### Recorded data
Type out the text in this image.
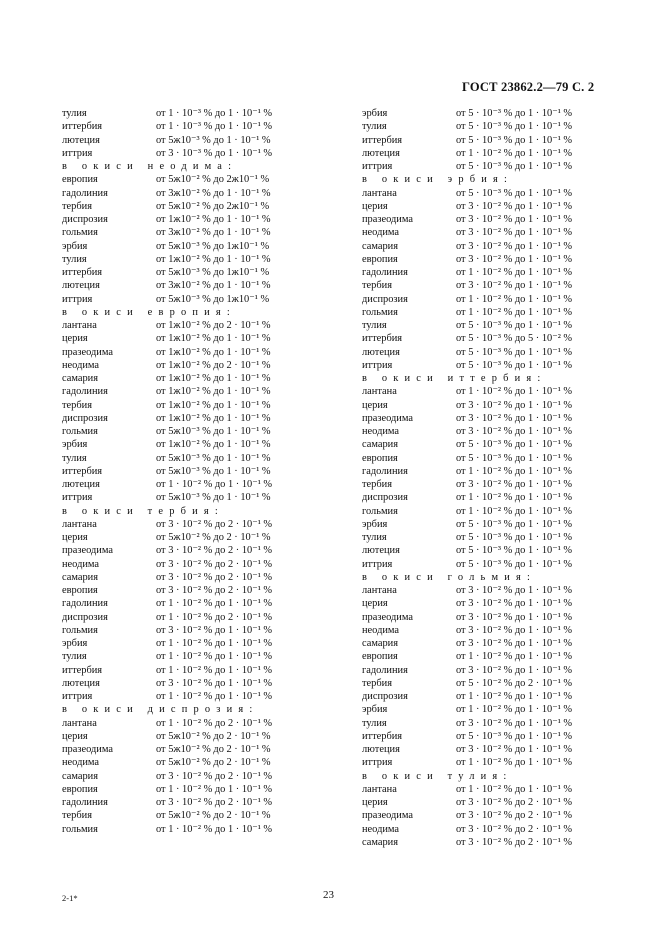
ГОСТ 23862.2—79 С. 2
тулия	от 1 · 10⁻³ % до 1 · 10⁻¹ %
иттербия	от 1 · 10⁻³ % до 1 · 10⁻¹ %
лютеция	от 5ж10⁻³ % до 1 · 10⁻¹ %
иттрия	от 3 · 10⁻³ % до 1 · 10⁻¹ %
в окиси неодима:
европия	от 5ж10⁻² % до 2ж10⁻¹ %
гадолиния	от 3ж10⁻² % до 1 · 10⁻¹ %
тербия	от 5ж10⁻² % до 2ж10⁻¹ %
диспрозия	от 1ж10⁻² % до 1 · 10⁻¹ %
гольмия	от 3ж10⁻² % до 1 · 10⁻¹ %
эрбия	от 5ж10⁻³ % до 1ж10⁻¹ %
тулия	от 1ж10⁻² % до 1 · 10⁻¹ %
иттербия	от 5ж10⁻³ % до 1ж10⁻¹ %
лютеция	от 3ж10⁻² % до 1 · 10⁻¹ %
иттрия	от 5ж10⁻³ % до 1ж10⁻¹ %
в окиси европия:
лантана	от 1ж10⁻² % до 2 · 10⁻¹ %
церия	от 1ж10⁻² % до 1 · 10⁻¹ %
празеодима	от 1ж10⁻² % до 1 · 10⁻¹ %
неодима	от 1ж10⁻² % до 2 · 10⁻¹ %
самария	от 1ж10⁻² % до 1 · 10⁻¹ %
гадолиния	от 1ж10⁻² % до 1 · 10⁻¹ %
тербия	от 1ж10⁻² % до 1 · 10⁻¹ %
диспрозия	от 1ж10⁻² % до 1 · 10⁻¹ %
гольмия	от 5ж10⁻³ % до 1 · 10⁻¹ %
эрбия	от 1ж10⁻² % до 1 · 10⁻¹ %
тулия	от 5ж10⁻³ % до 1 · 10⁻¹ %
иттербия	от 5ж10⁻³ % до 1 · 10⁻¹ %
лютеция	от 1 · 10⁻² % до 1 · 10⁻¹ %
иттрия	от 5ж10⁻³ % до 1 · 10⁻¹ %
в окиси тербия:
лантана	от 3 · 10⁻² % до 2 · 10⁻¹ %
церия	от 5ж10⁻² % до 2 · 10⁻¹ %
празеодима	от 3 · 10⁻² % до 2 · 10⁻¹ %
неодима	от 3 · 10⁻² % до 2 · 10⁻¹ %
самария	от 3 · 10⁻² % до 2 · 10⁻¹ %
европия	от 3 · 10⁻² % до 2 · 10⁻¹ %
гадолиния	от 1 · 10⁻² % до 1 · 10⁻¹ %
диспрозия	от 1 · 10⁻² % до 2 · 10⁻¹ %
гольмия	от 3 · 10⁻² % до 1 · 10⁻¹ %
эрбия	от 1 · 10⁻² % до 1 · 10⁻¹ %
тулия	от 1 · 10⁻² % до 1 · 10⁻¹ %
иттербия	от 1 · 10⁻² % до 1 · 10⁻¹ %
лютеция	от 3 · 10⁻² % до 1 · 10⁻¹ %
иттрия	от 1 · 10⁻² % до 1 · 10⁻¹ %
в окиси диспрозия:
лантана	от 1 · 10⁻² % до 2 · 10⁻¹ %
церия	от 5ж10⁻² % до 2 · 10⁻¹ %
празеодима	от 5ж10⁻² % до 2 · 10⁻¹ %
неодима	от 5ж10⁻² % до 2 · 10⁻¹ %
самария	от 3 · 10⁻² % до 2 · 10⁻¹ %
европия	от 1 · 10⁻² % до 1 · 10⁻¹ %
гадолиния	от 3 · 10⁻² % до 2 · 10⁻¹ %
тербия	от 5ж10⁻² % до 2 · 10⁻¹ %
гольмия	от 1 · 10⁻² % до 1 · 10⁻¹ %
эрбия	от 5 · 10⁻³ % до 1 · 10⁻¹ %
тулия	от 5 · 10⁻³ % до 1 · 10⁻¹ %
иттербия	от 5 · 10⁻³ % до 1 · 10⁻¹ %
лютеция	от 1 · 10⁻² % до 1 · 10⁻¹ %
иттрия	от 5 · 10⁻³ % до 1 · 10⁻¹ %
в окиси эрбия:
лантана	от 5 · 10⁻³ % до 1 · 10⁻¹ %
церия	от 3 · 10⁻² % до 1 · 10⁻¹ %
празеодима	от 3 · 10⁻² % до 1 · 10⁻¹ %
неодима	от 3 · 10⁻² % до 1 · 10⁻¹ %
самария	от 3 · 10⁻² % до 1 · 10⁻¹ %
европия	от 3 · 10⁻² % до 1 · 10⁻¹ %
гадолиния	от 1 · 10⁻² % до 1 · 10⁻¹ %
тербия	от 3 · 10⁻² % до 1 · 10⁻¹ %
диспрозия	от 1 · 10⁻² % до 1 · 10⁻¹ %
гольмия	от 1 · 10⁻² % до 1 · 10⁻¹ %
тулия	от 5 · 10⁻³ % до 1 · 10⁻¹ %
иттербия	от 5 · 10⁻³ % до 5 · 10⁻² %
лютеция	от 5 · 10⁻³ % до 1 · 10⁻¹ %
иттрия	от 5 · 10⁻³ % до 1 · 10⁻¹ %
в окиси иттербия:
лантана	от 1 · 10⁻² % до 1 · 10⁻¹ %
церия	от 3 · 10⁻² % до 1 · 10⁻¹ %
празеодима	от 3 · 10⁻² % до 1 · 10⁻¹ %
неодима	от 3 · 10⁻² % до 1 · 10⁻¹ %
самария	от 5 · 10⁻³ % до 1 · 10⁻¹ %
европия	от 5 · 10⁻³ % до 1 · 10⁻¹ %
гадолиния	от 1 · 10⁻² % до 1 · 10⁻¹ %
тербия	от 3 · 10⁻² % до 1 · 10⁻¹ %
диспрозия	от 1 · 10⁻² % до 1 · 10⁻¹ %
гольмия	от 1 · 10⁻² % до 1 · 10⁻¹ %
эрбия	от 5 · 10⁻³ % до 1 · 10⁻¹ %
тулия	от 5 · 10⁻³ % до 1 · 10⁻¹ %
лютеция	от 5 · 10⁻³ % до 1 · 10⁻¹ %
иттрия	от 5 · 10⁻³ % до 1 · 10⁻¹ %
в окиси гольмия:
лантана	от 3 · 10⁻² % до 1 · 10⁻¹ %
церия	от 3 · 10⁻² % до 1 · 10⁻¹ %
празеодима	от 3 · 10⁻² % до 1 · 10⁻¹ %
неодима	от 3 · 10⁻² % до 1 · 10⁻¹ %
самария	от 3 · 10⁻² % до 1 · 10⁻¹ %
европия	от 1 · 10⁻² % до 1 · 10⁻¹ %
гадолиния	от 3 · 10⁻² % до 1 · 10⁻¹ %
тербия	от 5 · 10⁻² % до 2 · 10⁻¹ %
диспрозия	от 1 · 10⁻² % до 1 · 10⁻¹ %
эрбия	от 1 · 10⁻² % до 1 · 10⁻¹ %
тулия	от 3 · 10⁻² % до 1 · 10⁻¹ %
иттербия	от 5 · 10⁻³ % до 1 · 10⁻¹ %
лютеция	от 3 · 10⁻² % до 1 · 10⁻¹ %
иттрия	от 1 · 10⁻² % до 1 · 10⁻¹ %
в окиси тулия:
лантана	от 1 · 10⁻² % до 1 · 10⁻¹ %
церия	от 3 · 10⁻² % до 2 · 10⁻¹ %
празеодима	от 3 · 10⁻² % до 2 · 10⁻¹ %
неодима	от 3 · 10⁻² % до 2 · 10⁻¹ %
самария	от 3 · 10⁻² % до 2 · 10⁻¹ %
2-1*	23
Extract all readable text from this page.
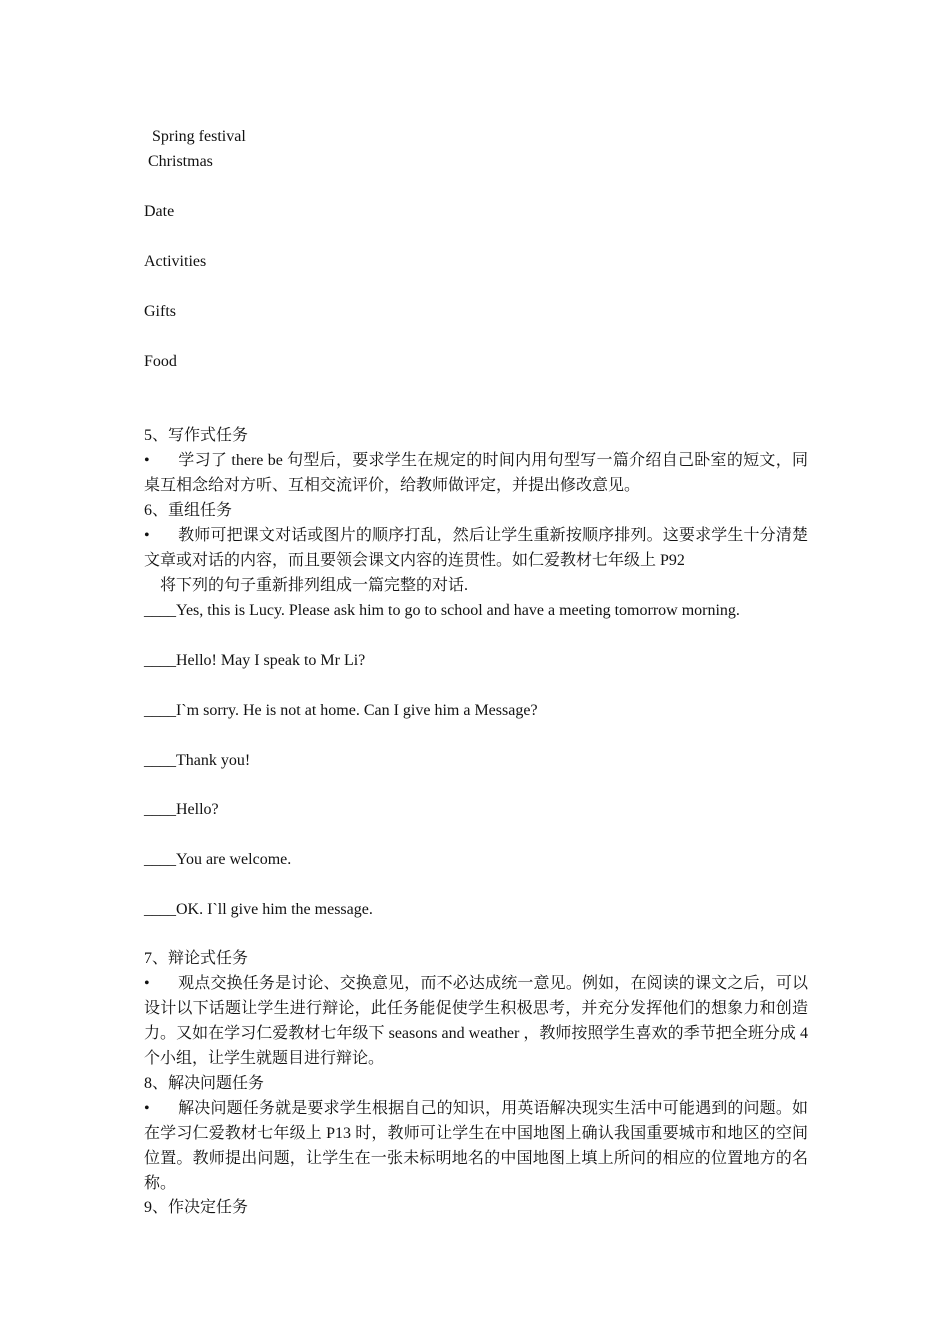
Spring festival
Christmas
Date
Activities
Gifts
Food
5、写作式任务
• 学习了 there be 句型后，要求学生在规定的时间内用句型写一篇介绍自己卧室的短文，同桌互相念给对方听、互相交流评价，给教师做评定，并提出修改意见。
6、重组任务
• 教师可把课文对话或图片的顺序打乱，然后让学生重新按顺序排列。这要求学生十分清楚文章或对话的内容，而且要领会课文内容的连贯性。如仁爱教材七年级上 P92
将下列的句子重新排列组成一篇完整的对话.
____Yes, this is Lucy. Please ask him to go to school and have a meeting tomorrow morning.
____Hello! May I speak to Mr Li?
____I`m sorry. He is not at home. Can I give him a Message?
____Thank you!
____Hello?
____You are welcome.
____OK. I`ll give him the message.
7、辩论式任务
• 观点交换任务是讨论、交换意见，而不必达成统一意见。例如，在阅读的课文之后，可以设计以下话题让学生进行辩论，此任务能促使学生积极思考，并充分发挥他们的想象力和创造力。又如在学习仁爱教材七年级下 seasons and weather ，教师按照学生喜欢的季节把全班分成 4 个小组，让学生就题目进行辩论。
8、解决问题任务
• 解决问题任务就是要求学生根据自己的知识，用英语解决现实生活中可能遇到的问题。如在学习仁爱教材七年级上 P13 时，教师可让学生在中国地图上确认我国重要城市和地区的空间位置。教师提出问题，让学生在一张未标明地名的中国地图上填上所问的相应的位置地方的名称。
9、作决定任务
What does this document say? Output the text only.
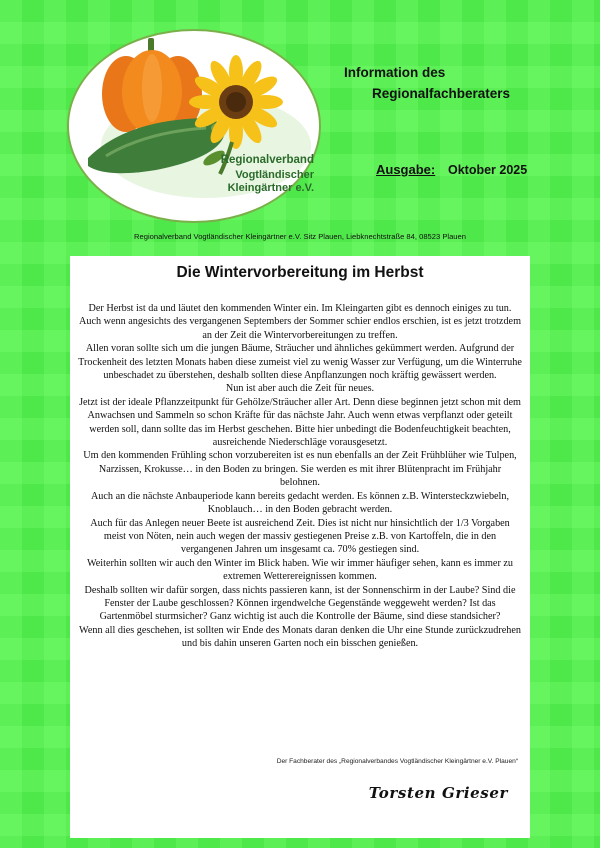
Regionalverband
Vogtländischer Kleingärtner e.V.
Information des
Regionalfachberaters
Ausgabe: Oktober 2025
Regionalverband Vogtländischer Kleingärtner e.V. Sitz Plauen, Liebknechtstraße 84, 08523 Plauen
Die Wintervorbereitung im Herbst

Der Herbst ist da und läutet den kommenden Winter ein. Im Kleingarten gibt es dennoch einiges zu tun.

Auch wenn angesichts des vergangenen Septembers der Sommer schier endlos erschien, ist es jetzt trotzdem an der Zeit die Wintervorbereitungen zu treffen.

Allen voran sollte sich um die jungen Bäume, Sträucher und ähnliches gekümmert werden. Aufgrund der Trockenheit des letzten Monats haben diese zumeist viel zu wenig Wasser zur Verfügung, um die Winterruhe unbeschadet zu überstehen, deshalb sollten diese Anpflanzungen noch kräftig gewässert werden.

Nun ist aber auch die Zeit für neues.

Jetzt ist der ideale Pflanzzeitpunkt für Gehölze/Sträucher aller Art. Denn diese beginnen jetzt schon mit dem Anwachsen und Sammeln so schon Kräfte für das nächste Jahr. Auch wenn etwas verpflanzt oder geteilt werden soll, dann sollte das im Herbst geschehen. Bitte hier unbedingt die Bodenfeuchtigkeit beachten, ausreichende Niederschläge vorausgesetzt.

Um den kommenden Frühling schon vorzubereiten ist es nun ebenfalls an der Zeit Frühblüher wie Tulpen, Narzissen, Krokusse… in den Boden zu bringen. Sie werden es mit ihrer Blütenpracht im Frühjahr belohnen.

Auch an die nächste Anbauperiode kann bereits gedacht werden. Es können z.B. Wintersteckzwiebeln, Knoblauch… in den Boden gebracht werden.

Auch für das Anlegen neuer Beete ist ausreichend Zeit. Dies ist nicht nur hinsichtlich der 1/3 Vorgaben meist von Nöten, nein auch wegen der massiv gestiegenen Preise z.B. von Kartoffeln, die in den vergangenen Jahren um insgesamt ca. 70% gestiegen sind.

Weiterhin sollten wir auch den Winter im Blick haben. Wie wir immer häufiger sehen, kann es immer zu extremen Wetterereignissen kommen.

Deshalb sollten wir dafür sorgen, dass nichts passieren kann, ist der Sonnenschirm in der Laube? Sind die Fenster der Laube geschlossen? Können irgendwelche Gegenstände weggeweht werden? Ist das Gartenmöbel sturmsicher? Ganz wichtig ist auch die Kontrolle der Bäume, sind diese standsicher?

Wenn all dies geschehen, ist sollten wir Ende des Monats daran denken die Uhr eine Stunde zurückzudrehen und bis dahin unseren Garten noch ein bisschen genießen.

Der Fachberater des „Regionalverbandes Vogtländischer Kleingärtner e.V. Plauen“
Torsten Grieser
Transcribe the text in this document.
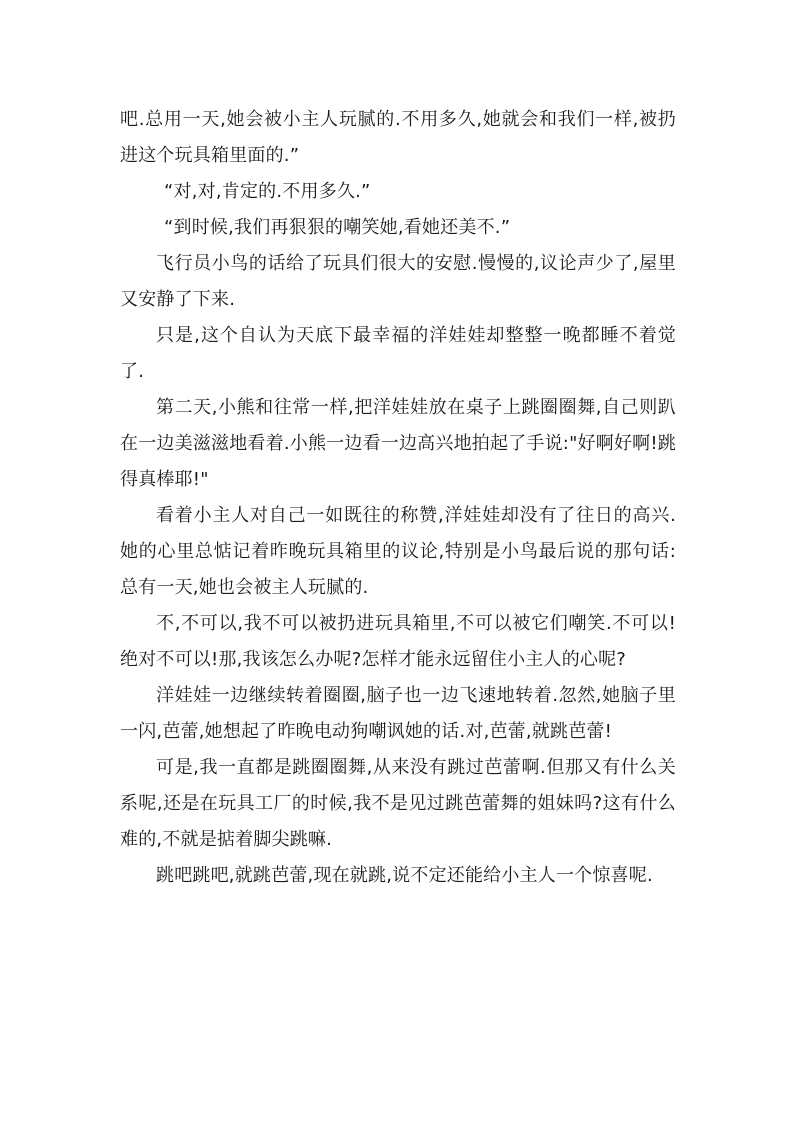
吧.总用一天,她会被小主人玩腻的.不用多久,她就会和我们一样,被扔进这个玩具箱里面的.”

“对,对,肯定的.不用多久.”

“到时候,我们再狠狠的嘲笑她,看她还美不.”

飞行员小鸟的话给了玩具们很大的安慰.慢慢的,议论声少了,屋里又安静了下来.

只是,这个自认为天底下最幸福的洋娃娃却整整一晚都睡不着觉了.

第二天,小熊和往常一样,把洋娃娃放在桌子上跳圈圈舞,自己则趴在一边美滋滋地看着.小熊一边看一边高兴地拍起了手说:"好啊好啊!跳得真棒耶!"

看着小主人对自己一如既往的称赞,洋娃娃却没有了往日的高兴.她的心里总惦记着昨晚玩具箱里的议论,特别是小鸟最后说的那句话:总有一天,她也会被主人玩腻的.

不,不可以,我不可以被扔进玩具箱里,不可以被它们嘲笑.不可以!绝对不可以!那,我该怎么办呢?怎样才能永远留住小主人的心呢?

洋娃娃一边继续转着圈圈,脑子也一边飞速地转着.忽然,她脑子里一闪,芭蕾,她想起了昨晚电动狗嘲讽她的话.对,芭蕾,就跳芭蕾!

可是,我一直都是跳圈圈舞,从来没有跳过芭蕾啊.但那又有什么关系呢,还是在玩具工厂的时候,我不是见过跳芭蕾舞的姐妹吗?这有什么难的,不就是掂着脚尖跳嘛.

跳吧跳吧,就跳芭蕾,现在就跳,说不定还能给小主人一个惊喜呢.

### The request
Check every line of the records above for the string "sind" and say how many contain it, giving the number alone.

### Answer
2